* [Records to use]:
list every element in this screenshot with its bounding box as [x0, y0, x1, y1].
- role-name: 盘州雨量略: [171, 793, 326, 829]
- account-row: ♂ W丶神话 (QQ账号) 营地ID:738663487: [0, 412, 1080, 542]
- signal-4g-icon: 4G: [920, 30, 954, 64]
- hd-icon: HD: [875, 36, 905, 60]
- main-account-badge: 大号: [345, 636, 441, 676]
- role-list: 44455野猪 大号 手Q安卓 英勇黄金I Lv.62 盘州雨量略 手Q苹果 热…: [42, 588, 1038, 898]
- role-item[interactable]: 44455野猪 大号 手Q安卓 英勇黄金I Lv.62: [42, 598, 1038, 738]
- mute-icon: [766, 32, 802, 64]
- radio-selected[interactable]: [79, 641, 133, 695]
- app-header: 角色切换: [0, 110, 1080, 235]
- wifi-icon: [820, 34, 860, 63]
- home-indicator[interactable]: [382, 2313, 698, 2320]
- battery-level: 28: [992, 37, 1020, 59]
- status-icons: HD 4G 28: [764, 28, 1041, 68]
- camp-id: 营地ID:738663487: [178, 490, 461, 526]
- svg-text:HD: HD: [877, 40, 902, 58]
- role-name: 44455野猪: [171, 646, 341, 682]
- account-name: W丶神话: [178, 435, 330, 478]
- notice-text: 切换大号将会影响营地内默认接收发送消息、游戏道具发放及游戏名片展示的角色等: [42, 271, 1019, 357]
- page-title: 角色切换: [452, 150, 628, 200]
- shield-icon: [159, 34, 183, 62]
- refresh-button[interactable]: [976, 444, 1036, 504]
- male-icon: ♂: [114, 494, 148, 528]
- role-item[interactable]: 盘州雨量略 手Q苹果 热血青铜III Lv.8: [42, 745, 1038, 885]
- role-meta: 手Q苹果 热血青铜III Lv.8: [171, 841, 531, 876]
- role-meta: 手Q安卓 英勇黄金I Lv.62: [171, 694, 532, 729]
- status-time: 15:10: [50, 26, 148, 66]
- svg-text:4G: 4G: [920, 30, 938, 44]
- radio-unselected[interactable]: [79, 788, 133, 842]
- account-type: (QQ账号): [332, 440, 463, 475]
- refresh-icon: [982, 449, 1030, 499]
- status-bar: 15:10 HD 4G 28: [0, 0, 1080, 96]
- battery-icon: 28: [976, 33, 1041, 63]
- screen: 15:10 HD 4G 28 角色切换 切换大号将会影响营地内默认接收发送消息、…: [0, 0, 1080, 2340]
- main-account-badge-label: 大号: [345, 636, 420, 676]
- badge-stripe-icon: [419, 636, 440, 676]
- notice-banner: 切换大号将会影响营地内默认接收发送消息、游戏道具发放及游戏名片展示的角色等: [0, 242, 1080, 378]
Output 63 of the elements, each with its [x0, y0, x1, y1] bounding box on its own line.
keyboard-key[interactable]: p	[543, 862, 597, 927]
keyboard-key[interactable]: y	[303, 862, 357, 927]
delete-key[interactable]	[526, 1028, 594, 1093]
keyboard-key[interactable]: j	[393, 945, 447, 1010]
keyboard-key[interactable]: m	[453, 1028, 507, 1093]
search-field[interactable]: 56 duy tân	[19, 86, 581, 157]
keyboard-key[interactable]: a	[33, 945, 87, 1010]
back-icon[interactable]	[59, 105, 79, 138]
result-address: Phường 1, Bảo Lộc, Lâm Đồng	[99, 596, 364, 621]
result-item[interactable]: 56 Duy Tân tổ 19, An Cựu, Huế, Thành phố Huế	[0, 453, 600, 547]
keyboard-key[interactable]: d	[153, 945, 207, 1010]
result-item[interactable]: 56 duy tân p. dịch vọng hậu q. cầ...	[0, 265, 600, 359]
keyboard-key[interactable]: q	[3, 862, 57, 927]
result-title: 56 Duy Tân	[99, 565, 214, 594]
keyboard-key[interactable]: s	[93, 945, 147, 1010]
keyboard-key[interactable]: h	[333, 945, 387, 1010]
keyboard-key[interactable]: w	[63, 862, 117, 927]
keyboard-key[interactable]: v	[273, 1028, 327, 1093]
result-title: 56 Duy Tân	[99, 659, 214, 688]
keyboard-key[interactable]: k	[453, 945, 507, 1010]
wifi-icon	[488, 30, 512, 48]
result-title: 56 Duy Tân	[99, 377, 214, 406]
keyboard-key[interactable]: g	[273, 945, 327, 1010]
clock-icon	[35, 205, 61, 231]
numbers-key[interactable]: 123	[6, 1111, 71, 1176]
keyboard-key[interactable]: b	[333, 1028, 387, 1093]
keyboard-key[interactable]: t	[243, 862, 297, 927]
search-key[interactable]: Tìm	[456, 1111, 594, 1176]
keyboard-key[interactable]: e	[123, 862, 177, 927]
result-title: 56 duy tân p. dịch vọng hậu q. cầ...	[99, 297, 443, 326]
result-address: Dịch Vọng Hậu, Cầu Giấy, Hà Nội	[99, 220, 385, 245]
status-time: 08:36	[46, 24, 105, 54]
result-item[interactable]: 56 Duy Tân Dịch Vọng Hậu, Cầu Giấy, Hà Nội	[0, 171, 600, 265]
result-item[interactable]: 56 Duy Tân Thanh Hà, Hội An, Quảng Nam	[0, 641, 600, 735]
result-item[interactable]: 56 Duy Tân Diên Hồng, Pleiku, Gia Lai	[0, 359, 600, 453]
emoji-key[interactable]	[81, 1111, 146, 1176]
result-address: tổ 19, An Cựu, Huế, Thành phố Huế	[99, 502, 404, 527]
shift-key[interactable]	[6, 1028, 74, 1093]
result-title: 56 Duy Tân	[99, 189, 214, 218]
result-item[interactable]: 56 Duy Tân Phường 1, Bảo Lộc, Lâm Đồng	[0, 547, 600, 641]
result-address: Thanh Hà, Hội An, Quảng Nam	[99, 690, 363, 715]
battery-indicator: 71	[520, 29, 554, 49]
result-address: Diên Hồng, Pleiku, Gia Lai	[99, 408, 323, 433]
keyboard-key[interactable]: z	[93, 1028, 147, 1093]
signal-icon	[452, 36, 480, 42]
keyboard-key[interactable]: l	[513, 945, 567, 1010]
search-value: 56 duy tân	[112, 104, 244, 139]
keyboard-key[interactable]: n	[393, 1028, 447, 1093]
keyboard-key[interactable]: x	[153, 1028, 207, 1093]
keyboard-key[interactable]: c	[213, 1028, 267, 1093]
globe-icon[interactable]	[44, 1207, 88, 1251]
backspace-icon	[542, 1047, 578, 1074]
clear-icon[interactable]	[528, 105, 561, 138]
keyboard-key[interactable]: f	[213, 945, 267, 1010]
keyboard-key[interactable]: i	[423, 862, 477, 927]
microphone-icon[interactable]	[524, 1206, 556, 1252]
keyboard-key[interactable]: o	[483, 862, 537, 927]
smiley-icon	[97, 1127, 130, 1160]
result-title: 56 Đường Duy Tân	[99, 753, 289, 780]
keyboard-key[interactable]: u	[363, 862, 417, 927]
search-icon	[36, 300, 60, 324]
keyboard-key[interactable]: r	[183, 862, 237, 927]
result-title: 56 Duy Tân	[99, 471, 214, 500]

* [Exercise description]: Edit all of the lines above so that every "keyboard-key" becomes "key-button", and leave everything else unchanged.

* [Finished exercise]:
list every element in this screenshot with its bounding box as [x0, y0, x1, y1].
- role-name: 盘州雨量略: [171, 793, 326, 829]
- account-row: ♂ W丶神话 (QQ账号) 营地ID:738663487: [0, 412, 1080, 542]
- signal-4g-icon: 4G: [920, 30, 954, 64]
- hd-icon: HD: [875, 36, 905, 60]
- main-account-badge: 大号: [345, 636, 441, 676]
- role-list: 44455野猪 大号 手Q安卓 英勇黄金I Lv.62 盘州雨量略 手Q苹果 热…: [42, 588, 1038, 898]
- role-item[interactable]: 44455野猪 大号 手Q安卓 英勇黄金I Lv.62: [42, 598, 1038, 738]
- mute-icon: [766, 32, 802, 64]
- radio-selected[interactable]: [79, 641, 133, 695]
- app-header: 角色切换: [0, 110, 1080, 235]
- wifi-icon: [820, 34, 860, 63]
- home-indicator[interactable]: [382, 2313, 698, 2320]
- battery-level: 28: [992, 37, 1020, 59]
- status-icons: HD 4G 28: [764, 28, 1041, 68]
- camp-id: 营地ID:738663487: [178, 490, 461, 526]
- svg-text:HD: HD: [877, 40, 902, 58]
- role-name: 44455野猪: [171, 646, 341, 682]
- account-name: W丶神话: [178, 435, 330, 478]
- notice-text: 切换大号将会影响营地内默认接收发送消息、游戏道具发放及游戏名片展示的角色等: [42, 271, 1019, 357]
- page-title: 角色切换: [452, 150, 628, 200]
- shield-icon: [159, 34, 183, 62]
- refresh-button[interactable]: [976, 444, 1036, 504]
- male-icon: ♂: [114, 494, 148, 528]
- role-item[interactable]: 盘州雨量略 手Q苹果 热血青铜III Lv.8: [42, 745, 1038, 885]
- role-meta: 手Q苹果 热血青铜III Lv.8: [171, 841, 531, 876]
- role-meta: 手Q安卓 英勇黄金I Lv.62: [171, 694, 532, 729]
- status-time: 15:10: [50, 26, 148, 66]
- svg-text:4G: 4G: [920, 30, 938, 44]
- radio-unselected[interactable]: [79, 788, 133, 842]
- account-type: (QQ账号): [332, 440, 463, 475]
- refresh-icon: [982, 449, 1030, 499]
- status-bar: 15:10 HD 4G 28: [0, 0, 1080, 96]
- battery-icon: 28: [976, 33, 1041, 63]
- screen: 15:10 HD 4G 28 角色切换 切换大号将会影响营地内默认接收发送消息、…: [0, 0, 1080, 2340]
- main-account-badge-label: 大号: [345, 636, 420, 676]
- badge-stripe-icon: [419, 636, 440, 676]
- notice-banner: 切换大号将会影响营地内默认接收发送消息、游戏道具发放及游戏名片展示的角色等: [0, 242, 1080, 378]
Output 63 of the elements, each with its [x0, y0, x1, y1] bounding box on its own line.
key-button[interactable]: p	[543, 862, 597, 927]
key-button[interactable]: y	[303, 862, 357, 927]
delete-key[interactable]	[526, 1028, 594, 1093]
key-button[interactable]: j	[393, 945, 447, 1010]
key-button[interactable]: m	[453, 1028, 507, 1093]
search-field[interactable]: 56 duy tân	[19, 86, 581, 157]
key-button[interactable]: a	[33, 945, 87, 1010]
back-icon[interactable]	[59, 105, 79, 138]
result-address: Phường 1, Bảo Lộc, Lâm Đồng	[99, 596, 364, 621]
result-item[interactable]: 56 Duy Tân tổ 19, An Cựu, Huế, Thành phố Huế	[0, 453, 600, 547]
key-button[interactable]: d	[153, 945, 207, 1010]
result-item[interactable]: 56 duy tân p. dịch vọng hậu q. cầ...	[0, 265, 600, 359]
key-button[interactable]: q	[3, 862, 57, 927]
result-title: 56 Duy Tân	[99, 565, 214, 594]
key-button[interactable]: s	[93, 945, 147, 1010]
key-button[interactable]: h	[333, 945, 387, 1010]
key-button[interactable]: w	[63, 862, 117, 927]
key-button[interactable]: v	[273, 1028, 327, 1093]
result-title: 56 Duy Tân	[99, 659, 214, 688]
key-button[interactable]: k	[453, 945, 507, 1010]
wifi-icon	[488, 30, 512, 48]
result-title: 56 Duy Tân	[99, 377, 214, 406]
key-button[interactable]: g	[273, 945, 327, 1010]
clock-icon	[35, 205, 61, 231]
numbers-key[interactable]: 123	[6, 1111, 71, 1176]
key-button[interactable]: b	[333, 1028, 387, 1093]
key-button[interactable]: t	[243, 862, 297, 927]
search-key[interactable]: Tìm	[456, 1111, 594, 1176]
key-button[interactable]: e	[123, 862, 177, 927]
result-title: 56 duy tân p. dịch vọng hậu q. cầ...	[99, 297, 443, 326]
result-address: Dịch Vọng Hậu, Cầu Giấy, Hà Nội	[99, 220, 385, 245]
status-time: 08:36	[46, 24, 105, 54]
result-item[interactable]: 56 Duy Tân Dịch Vọng Hậu, Cầu Giấy, Hà Nội	[0, 171, 600, 265]
result-item[interactable]: 56 Duy Tân Thanh Hà, Hội An, Quảng Nam	[0, 641, 600, 735]
result-item[interactable]: 56 Duy Tân Diên Hồng, Pleiku, Gia Lai	[0, 359, 600, 453]
emoji-key[interactable]	[81, 1111, 146, 1176]
result-address: tổ 19, An Cựu, Huế, Thành phố Huế	[99, 502, 404, 527]
shift-key[interactable]	[6, 1028, 74, 1093]
result-title: 56 Duy Tân	[99, 189, 214, 218]
result-item[interactable]: 56 Duy Tân Phường 1, Bảo Lộc, Lâm Đồng	[0, 547, 600, 641]
result-address: Thanh Hà, Hội An, Quảng Nam	[99, 690, 363, 715]
battery-indicator: 71	[520, 29, 554, 49]
result-address: Diên Hồng, Pleiku, Gia Lai	[99, 408, 323, 433]
key-button[interactable]: z	[93, 1028, 147, 1093]
signal-icon	[452, 36, 480, 42]
key-button[interactable]: l	[513, 945, 567, 1010]
search-value: 56 duy tân	[112, 104, 244, 139]
key-button[interactable]: n	[393, 1028, 447, 1093]
key-button[interactable]: x	[153, 1028, 207, 1093]
key-button[interactable]: c	[213, 1028, 267, 1093]
globe-icon[interactable]	[44, 1207, 88, 1251]
backspace-icon	[542, 1047, 578, 1074]
clear-icon[interactable]	[528, 105, 561, 138]
key-button[interactable]: f	[213, 945, 267, 1010]
key-button[interactable]: i	[423, 862, 477, 927]
microphone-icon[interactable]	[524, 1206, 556, 1252]
key-button[interactable]: o	[483, 862, 537, 927]
smiley-icon	[97, 1127, 130, 1160]
result-title: 56 Đường Duy Tân	[99, 753, 289, 780]
key-button[interactable]: u	[363, 862, 417, 927]
search-icon	[36, 300, 60, 324]
key-button[interactable]: r	[183, 862, 237, 927]
result-title: 56 Duy Tân	[99, 471, 214, 500]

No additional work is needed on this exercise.